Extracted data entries
↓

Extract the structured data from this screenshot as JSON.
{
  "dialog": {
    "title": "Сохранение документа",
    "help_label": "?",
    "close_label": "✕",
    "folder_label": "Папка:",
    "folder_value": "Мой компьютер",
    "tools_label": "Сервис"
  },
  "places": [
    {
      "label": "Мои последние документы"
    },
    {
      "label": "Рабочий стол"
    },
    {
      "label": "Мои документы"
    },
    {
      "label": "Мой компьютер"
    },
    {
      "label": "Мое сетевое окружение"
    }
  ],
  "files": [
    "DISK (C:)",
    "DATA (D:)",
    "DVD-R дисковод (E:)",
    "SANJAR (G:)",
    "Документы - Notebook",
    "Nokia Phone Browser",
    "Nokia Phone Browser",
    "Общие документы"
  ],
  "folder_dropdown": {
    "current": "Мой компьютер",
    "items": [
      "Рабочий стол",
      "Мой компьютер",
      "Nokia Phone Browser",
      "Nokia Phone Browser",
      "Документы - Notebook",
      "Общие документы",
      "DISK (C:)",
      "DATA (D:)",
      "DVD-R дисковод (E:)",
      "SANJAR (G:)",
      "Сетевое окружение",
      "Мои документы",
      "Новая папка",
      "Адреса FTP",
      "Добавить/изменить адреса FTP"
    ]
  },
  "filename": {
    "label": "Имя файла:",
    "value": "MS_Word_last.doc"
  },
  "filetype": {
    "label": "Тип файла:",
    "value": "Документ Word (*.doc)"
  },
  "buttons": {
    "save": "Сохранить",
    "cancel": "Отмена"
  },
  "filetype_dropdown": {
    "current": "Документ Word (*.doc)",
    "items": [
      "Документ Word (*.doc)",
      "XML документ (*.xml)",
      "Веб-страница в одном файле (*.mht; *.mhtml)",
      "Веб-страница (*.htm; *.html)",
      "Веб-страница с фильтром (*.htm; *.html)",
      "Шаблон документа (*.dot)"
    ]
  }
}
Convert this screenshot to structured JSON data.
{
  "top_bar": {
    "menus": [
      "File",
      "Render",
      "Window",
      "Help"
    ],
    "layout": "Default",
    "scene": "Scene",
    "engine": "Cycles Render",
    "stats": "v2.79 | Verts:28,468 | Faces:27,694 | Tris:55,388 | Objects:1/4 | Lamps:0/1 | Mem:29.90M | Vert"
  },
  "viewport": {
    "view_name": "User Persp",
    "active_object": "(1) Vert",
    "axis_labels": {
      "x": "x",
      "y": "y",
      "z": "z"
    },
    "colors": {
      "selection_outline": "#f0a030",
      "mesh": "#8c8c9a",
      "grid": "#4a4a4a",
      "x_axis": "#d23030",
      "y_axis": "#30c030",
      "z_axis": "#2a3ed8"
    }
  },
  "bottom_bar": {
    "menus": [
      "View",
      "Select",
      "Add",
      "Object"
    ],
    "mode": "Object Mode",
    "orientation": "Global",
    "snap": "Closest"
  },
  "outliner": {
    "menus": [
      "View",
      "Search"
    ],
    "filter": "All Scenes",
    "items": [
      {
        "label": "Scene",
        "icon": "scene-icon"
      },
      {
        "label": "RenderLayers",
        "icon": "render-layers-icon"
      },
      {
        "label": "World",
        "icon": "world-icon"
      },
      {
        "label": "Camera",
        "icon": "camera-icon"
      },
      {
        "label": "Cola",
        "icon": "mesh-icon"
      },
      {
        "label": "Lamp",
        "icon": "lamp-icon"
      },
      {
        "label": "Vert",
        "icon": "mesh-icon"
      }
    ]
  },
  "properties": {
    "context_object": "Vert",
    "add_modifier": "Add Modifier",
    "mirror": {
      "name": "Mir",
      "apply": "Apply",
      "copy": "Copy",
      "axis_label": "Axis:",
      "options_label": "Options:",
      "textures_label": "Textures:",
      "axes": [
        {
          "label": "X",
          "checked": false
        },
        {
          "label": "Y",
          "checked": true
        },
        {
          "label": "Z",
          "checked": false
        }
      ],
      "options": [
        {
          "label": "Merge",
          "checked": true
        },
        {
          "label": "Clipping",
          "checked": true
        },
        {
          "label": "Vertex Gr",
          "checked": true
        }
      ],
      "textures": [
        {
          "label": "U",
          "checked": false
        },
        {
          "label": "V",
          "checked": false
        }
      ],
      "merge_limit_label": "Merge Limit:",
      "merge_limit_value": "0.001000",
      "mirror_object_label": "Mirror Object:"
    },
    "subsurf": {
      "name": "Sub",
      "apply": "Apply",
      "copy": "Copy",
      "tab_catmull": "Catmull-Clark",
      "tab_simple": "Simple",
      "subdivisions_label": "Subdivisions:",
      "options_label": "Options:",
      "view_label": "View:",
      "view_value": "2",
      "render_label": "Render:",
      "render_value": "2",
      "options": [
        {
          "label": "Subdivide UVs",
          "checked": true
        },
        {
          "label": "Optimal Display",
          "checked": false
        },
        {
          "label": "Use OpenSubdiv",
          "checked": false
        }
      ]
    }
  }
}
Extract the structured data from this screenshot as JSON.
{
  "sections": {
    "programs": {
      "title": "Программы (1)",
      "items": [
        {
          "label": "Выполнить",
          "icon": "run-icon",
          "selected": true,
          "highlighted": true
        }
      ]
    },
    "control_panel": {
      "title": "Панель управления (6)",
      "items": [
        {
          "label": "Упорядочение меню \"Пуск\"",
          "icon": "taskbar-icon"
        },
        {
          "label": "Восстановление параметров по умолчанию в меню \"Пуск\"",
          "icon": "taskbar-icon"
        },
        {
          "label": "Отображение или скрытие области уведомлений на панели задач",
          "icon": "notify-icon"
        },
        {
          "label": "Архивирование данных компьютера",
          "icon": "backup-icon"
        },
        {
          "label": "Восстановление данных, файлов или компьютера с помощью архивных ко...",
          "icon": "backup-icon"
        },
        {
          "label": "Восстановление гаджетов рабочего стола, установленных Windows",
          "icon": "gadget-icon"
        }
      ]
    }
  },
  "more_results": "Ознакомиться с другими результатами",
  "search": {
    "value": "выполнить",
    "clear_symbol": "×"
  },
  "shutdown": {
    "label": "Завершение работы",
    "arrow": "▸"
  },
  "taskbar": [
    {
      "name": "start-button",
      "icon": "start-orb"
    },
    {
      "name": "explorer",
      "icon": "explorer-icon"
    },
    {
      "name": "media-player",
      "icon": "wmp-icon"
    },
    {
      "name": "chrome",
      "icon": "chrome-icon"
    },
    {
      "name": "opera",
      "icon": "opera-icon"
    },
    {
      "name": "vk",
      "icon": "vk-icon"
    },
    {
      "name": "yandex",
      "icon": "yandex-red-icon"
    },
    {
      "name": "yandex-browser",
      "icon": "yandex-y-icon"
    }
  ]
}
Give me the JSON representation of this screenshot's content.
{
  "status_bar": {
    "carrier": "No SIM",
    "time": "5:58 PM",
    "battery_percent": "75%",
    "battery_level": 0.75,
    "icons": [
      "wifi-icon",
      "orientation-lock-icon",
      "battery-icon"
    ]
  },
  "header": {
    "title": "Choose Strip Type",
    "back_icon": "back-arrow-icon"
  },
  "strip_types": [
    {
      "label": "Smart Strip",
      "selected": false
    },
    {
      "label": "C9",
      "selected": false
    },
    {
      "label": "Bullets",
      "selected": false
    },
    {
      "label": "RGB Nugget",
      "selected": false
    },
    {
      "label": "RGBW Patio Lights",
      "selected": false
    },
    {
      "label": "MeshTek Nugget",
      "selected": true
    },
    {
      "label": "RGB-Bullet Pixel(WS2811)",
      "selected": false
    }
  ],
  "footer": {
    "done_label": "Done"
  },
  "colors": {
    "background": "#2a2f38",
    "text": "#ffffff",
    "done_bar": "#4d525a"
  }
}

↑

-- Your instructions --
Go through the material above line by line and copy it exactly.

-- Task output --
Extract the structured data from this screenshot as JSON.
{
  "dialog": {
    "title": "Сохранение документа",
    "help_label": "?",
    "close_label": "✕",
    "folder_label": "Папка:",
    "folder_value": "Мой компьютер",
    "tools_label": "Сервис"
  },
  "places": [
    {
      "label": "Мои последние документы"
    },
    {
      "label": "Рабочий стол"
    },
    {
      "label": "Мои документы"
    },
    {
      "label": "Мой компьютер"
    },
    {
      "label": "Мое сетевое окружение"
    }
  ],
  "files": [
    "DISK (C:)",
    "DATA (D:)",
    "DVD-R дисковод (E:)",
    "SANJAR (G:)",
    "Документы - Notebook",
    "Nokia Phone Browser",
    "Nokia Phone Browser",
    "Общие документы"
  ],
  "folder_dropdown": {
    "current": "Мой компьютер",
    "items": [
      "Рабочий стол",
      "Мой компьютер",
      "Nokia Phone Browser",
      "Nokia Phone Browser",
      "Документы - Notebook",
      "Общие документы",
      "DISK (C:)",
      "DATA (D:)",
      "DVD-R дисковод (E:)",
      "SANJAR (G:)",
      "Сетевое окружение",
      "Мои документы",
      "Новая папка",
      "Адреса FTP",
      "Добавить/изменить адреса FTP"
    ]
  },
  "filename": {
    "label": "Имя файла:",
    "value": "MS_Word_last.doc"
  },
  "filetype": {
    "label": "Тип файла:",
    "value": "Документ Word (*.doc)"
  },
  "buttons": {
    "save": "Сохранить",
    "cancel": "Отмена"
  },
  "filetype_dropdown": {
    "current": "Документ Word (*.doc)",
    "items": [
      "Документ Word (*.doc)",
      "XML документ (*.xml)",
      "Веб-страница в одном файле (*.mht; *.mhtml)",
      "Веб-страница (*.htm; *.html)",
      "Веб-страница с фильтром (*.htm; *.html)",
      "Шаблон документа (*.dot)"
    ]
  }
}
Convert this screenshot to structured JSON data.
{
  "top_bar": {
    "menus": [
      "File",
      "Render",
      "Window",
      "Help"
    ],
    "layout": "Default",
    "scene": "Scene",
    "engine": "Cycles Render",
    "stats": "v2.79 | Verts:28,468 | Faces:27,694 | Tris:55,388 | Objects:1/4 | Lamps:0/1 | Mem:29.90M | Vert"
  },
  "viewport": {
    "view_name": "User Persp",
    "active_object": "(1) Vert",
    "axis_labels": {
      "x": "x",
      "y": "y",
      "z": "z"
    },
    "colors": {
      "selection_outline": "#f0a030",
      "mesh": "#8c8c9a",
      "grid": "#4a4a4a",
      "x_axis": "#d23030",
      "y_axis": "#30c030",
      "z_axis": "#2a3ed8"
    }
  },
  "bottom_bar": {
    "menus": [
      "View",
      "Select",
      "Add",
      "Object"
    ],
    "mode": "Object Mode",
    "orientation": "Global",
    "snap": "Closest"
  },
  "outliner": {
    "menus": [
      "View",
      "Search"
    ],
    "filter": "All Scenes",
    "items": [
      {
        "label": "Scene",
        "icon": "scene-icon"
      },
      {
        "label": "RenderLayers",
        "icon": "render-layers-icon"
      },
      {
        "label": "World",
        "icon": "world-icon"
      },
      {
        "label": "Camera",
        "icon": "camera-icon"
      },
      {
        "label": "Cola",
        "icon": "mesh-icon"
      },
      {
        "label": "Lamp",
        "icon": "lamp-icon"
      },
      {
        "label": "Vert",
        "icon": "mesh-icon"
      }
    ]
  },
  "properties": {
    "context_object": "Vert",
    "add_modifier": "Add Modifier",
    "mirror": {
      "name": "Mir",
      "apply": "Apply",
      "copy": "Copy",
      "axis_label": "Axis:",
      "options_label": "Options:",
      "textures_label": "Textures:",
      "axes": [
        {
          "label": "X",
          "checked": false
        },
        {
          "label": "Y",
          "checked": true
        },
        {
          "label": "Z",
          "checked": false
        }
      ],
      "options": [
        {
          "label": "Merge",
          "checked": true
        },
        {
          "label": "Clipping",
          "checked": true
        },
        {
          "label": "Vertex Gr",
          "checked": true
        }
      ],
      "textures": [
        {
          "label": "U",
          "checked": false
        },
        {
          "label": "V",
          "checked": false
        }
      ],
      "merge_limit_label": "Merge Limit:",
      "merge_limit_value": "0.001000",
      "mirror_object_label": "Mirror Object:"
    },
    "subsurf": {
      "name": "Sub",
      "apply": "Apply",
      "copy": "Copy",
      "tab_catmull": "Catmull-Clark",
      "tab_simple": "Simple",
      "subdivisions_label": "Subdivisions:",
      "options_label": "Options:",
      "view_label": "View:",
      "view_value": "2",
      "render_label": "Render:",
      "render_value": "2",
      "options": [
        {
          "label": "Subdivide UVs",
          "checked": true
        },
        {
          "label": "Optimal Display",
          "checked": false
        },
        {
          "label": "Use OpenSubdiv",
          "checked": false
        }
      ]
    }
  }
}
Extract the structured data from this screenshot as JSON.
{
  "sections": {
    "programs": {
      "title": "Программы (1)",
      "items": [
        {
          "label": "Выполнить",
          "icon": "run-icon",
          "selected": true,
          "highlighted": true
        }
      ]
    },
    "control_panel": {
      "title": "Панель управления (6)",
      "items": [
        {
          "label": "Упорядочение меню \"Пуск\"",
          "icon": "taskbar-icon"
        },
        {
          "label": "Восстановление параметров по умолчанию в меню \"Пуск\"",
          "icon": "taskbar-icon"
        },
        {
          "label": "Отображение или скрытие области уведомлений на панели задач",
          "icon": "notify-icon"
        },
        {
          "label": "Архивирование данных компьютера",
          "icon": "backup-icon"
        },
        {
          "label": "Восстановление данных, файлов или компьютера с помощью архивных ко...",
          "icon": "backup-icon"
        },
        {
          "label": "Восстановление гаджетов рабочего стола, установленных Windows",
          "icon": "gadget-icon"
        }
      ]
    }
  },
  "more_results": "Ознакомиться с другими результатами",
  "search": {
    "value": "выполнить",
    "clear_symbol": "×"
  },
  "shutdown": {
    "label": "Завершение работы",
    "arrow": "▸"
  },
  "taskbar": [
    {
      "name": "start-button",
      "icon": "start-orb"
    },
    {
      "name": "explorer",
      "icon": "explorer-icon"
    },
    {
      "name": "media-player",
      "icon": "wmp-icon"
    },
    {
      "name": "chrome",
      "icon": "chrome-icon"
    },
    {
      "name": "opera",
      "icon": "opera-icon"
    },
    {
      "name": "vk",
      "icon": "vk-icon"
    },
    {
      "name": "yandex",
      "icon": "yandex-red-icon"
    },
    {
      "name": "yandex-browser",
      "icon": "yandex-y-icon"
    }
  ]
}
Give me the JSON representation of this screenshot's content.
{
  "status_bar": {
    "carrier": "No SIM",
    "time": "5:58 PM",
    "battery_percent": "75%",
    "battery_level": 0.75,
    "icons": [
      "wifi-icon",
      "orientation-lock-icon",
      "battery-icon"
    ]
  },
  "header": {
    "title": "Choose Strip Type",
    "back_icon": "back-arrow-icon"
  },
  "strip_types": [
    {
      "label": "Smart Strip",
      "selected": false
    },
    {
      "label": "C9",
      "selected": false
    },
    {
      "label": "Bullets",
      "selected": false
    },
    {
      "label": "RGB Nugget",
      "selected": false
    },
    {
      "label": "RGBW Patio Lights",
      "selected": false
    },
    {
      "label": "MeshTek Nugget",
      "selected": true
    },
    {
      "label": "RGB-Bullet Pixel(WS2811)",
      "selected": false
    }
  ],
  "footer": {
    "done_label": "Done"
  },
  "colors": {
    "background": "#2a2f38",
    "text": "#ffffff",
    "done_bar": "#4d525a"
  }
}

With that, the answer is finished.